DATA ROWS —
[start]

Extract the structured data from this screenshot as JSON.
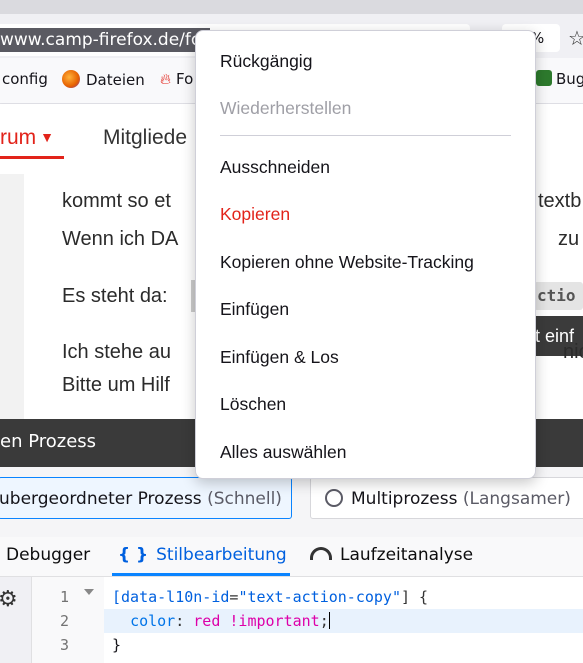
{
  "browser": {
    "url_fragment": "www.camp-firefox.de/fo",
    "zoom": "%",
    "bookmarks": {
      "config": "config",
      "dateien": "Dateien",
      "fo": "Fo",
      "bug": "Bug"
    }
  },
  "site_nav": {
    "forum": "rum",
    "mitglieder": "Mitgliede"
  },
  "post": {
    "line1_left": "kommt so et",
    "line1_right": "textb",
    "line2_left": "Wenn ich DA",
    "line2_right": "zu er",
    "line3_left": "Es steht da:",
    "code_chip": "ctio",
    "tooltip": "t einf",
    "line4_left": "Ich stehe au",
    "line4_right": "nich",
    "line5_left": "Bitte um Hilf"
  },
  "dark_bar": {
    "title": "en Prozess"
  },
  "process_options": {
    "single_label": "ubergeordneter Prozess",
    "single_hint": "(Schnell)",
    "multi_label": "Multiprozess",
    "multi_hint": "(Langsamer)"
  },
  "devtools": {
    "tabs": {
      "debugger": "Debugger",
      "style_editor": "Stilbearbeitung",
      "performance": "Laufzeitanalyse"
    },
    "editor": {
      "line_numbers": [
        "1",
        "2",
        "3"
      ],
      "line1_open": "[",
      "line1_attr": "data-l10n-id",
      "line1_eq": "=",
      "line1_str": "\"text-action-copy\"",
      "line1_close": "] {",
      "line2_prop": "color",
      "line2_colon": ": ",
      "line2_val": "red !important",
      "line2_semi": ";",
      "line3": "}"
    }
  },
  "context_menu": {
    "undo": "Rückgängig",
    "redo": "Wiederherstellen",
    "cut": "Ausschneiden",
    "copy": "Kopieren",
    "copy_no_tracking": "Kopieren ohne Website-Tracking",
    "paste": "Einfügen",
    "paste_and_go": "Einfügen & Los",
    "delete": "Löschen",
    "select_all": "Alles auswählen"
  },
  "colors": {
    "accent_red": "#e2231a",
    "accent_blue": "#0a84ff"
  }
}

[end]

GOAL — Every entry must be reproduced exactly, with the images left out.

FINAL RESULT —
Extract the structured data from this screenshot as JSON.
{
  "browser": {
    "url_fragment": "www.camp-firefox.de/fo",
    "zoom": "%",
    "bookmarks": {
      "config": "config",
      "dateien": "Dateien",
      "fo": "Fo",
      "bug": "Bug"
    }
  },
  "site_nav": {
    "forum": "rum",
    "mitglieder": "Mitgliede"
  },
  "post": {
    "line1_left": "kommt so et",
    "line1_right": "textb",
    "line2_left": "Wenn ich DA",
    "line2_right": "zu er",
    "line3_left": "Es steht da:",
    "code_chip": "ctio",
    "tooltip": "t einf",
    "line4_left": "Ich stehe au",
    "line4_right": "nich",
    "line5_left": "Bitte um Hilf"
  },
  "dark_bar": {
    "title": "en Prozess"
  },
  "process_options": {
    "single_label": "ubergeordneter Prozess",
    "single_hint": "(Schnell)",
    "multi_label": "Multiprozess",
    "multi_hint": "(Langsamer)"
  },
  "devtools": {
    "tabs": {
      "debugger": "Debugger",
      "style_editor": "Stilbearbeitung",
      "performance": "Laufzeitanalyse"
    },
    "editor": {
      "line_numbers": [
        "1",
        "2",
        "3"
      ],
      "line1_open": "[",
      "line1_attr": "data-l10n-id",
      "line1_eq": "=",
      "line1_str": "\"text-action-copy\"",
      "line1_close": "] {",
      "line2_prop": "color",
      "line2_colon": ": ",
      "line2_val": "red !important",
      "line2_semi": ";",
      "line3": "}"
    }
  },
  "context_menu": {
    "undo": "Rückgängig",
    "redo": "Wiederherstellen",
    "cut": "Ausschneiden",
    "copy": "Kopieren",
    "copy_no_tracking": "Kopieren ohne Website-Tracking",
    "paste": "Einfügen",
    "paste_and_go": "Einfügen & Los",
    "delete": "Löschen",
    "select_all": "Alles auswählen"
  },
  "colors": {
    "accent_red": "#e2231a",
    "accent_blue": "#0a84ff"
  }
}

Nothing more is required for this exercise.